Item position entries
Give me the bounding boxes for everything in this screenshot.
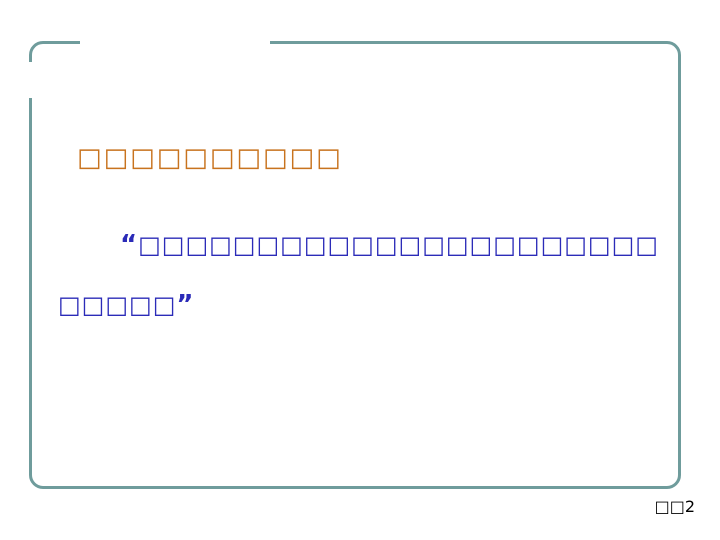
frame-gap-left bbox=[26, 62, 34, 98]
open-quote-mark: “ bbox=[120, 230, 139, 260]
quote-text-2: □□□□□ bbox=[58, 291, 177, 319]
content-frame bbox=[29, 41, 681, 489]
frame-gap-top bbox=[80, 38, 270, 46]
quote-block: “□□□□□□□□□□□□□□□□□□□□□□ □□□□□” bbox=[58, 215, 658, 335]
close-quote-mark: ” bbox=[176, 290, 195, 320]
quote-line-1: “□□□□□□□□□□□□□□□□□□□□□□ bbox=[58, 215, 658, 275]
page-number: □□2 bbox=[654, 497, 695, 516]
quote-text-1: □□□□□□□□□□□□□□□□□□□□□□ bbox=[138, 231, 659, 259]
quote-line-2: □□□□□” bbox=[58, 275, 658, 335]
slide-heading: □□□□□□□□□□ bbox=[77, 143, 343, 173]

- Task directions -
Update the material above by replacing "slide-heading" with "title-text" and keeping everything else unchanged. Leave the pictures out of your answer.

- Reply -
Give me the bounding boxes for everything in this screenshot.
frame-gap-left bbox=[26, 62, 34, 98]
open-quote-mark: “ bbox=[120, 230, 139, 260]
quote-text-2: □□□□□ bbox=[58, 291, 177, 319]
content-frame bbox=[29, 41, 681, 489]
frame-gap-top bbox=[80, 38, 270, 46]
quote-block: “□□□□□□□□□□□□□□□□□□□□□□ □□□□□” bbox=[58, 215, 658, 335]
close-quote-mark: ” bbox=[176, 290, 195, 320]
quote-line-1: “□□□□□□□□□□□□□□□□□□□□□□ bbox=[58, 215, 658, 275]
page-number: □□2 bbox=[654, 497, 695, 516]
quote-text-1: □□□□□□□□□□□□□□□□□□□□□□ bbox=[138, 231, 659, 259]
quote-line-2: □□□□□” bbox=[58, 275, 658, 335]
title-text: □□□□□□□□□□ bbox=[77, 143, 343, 173]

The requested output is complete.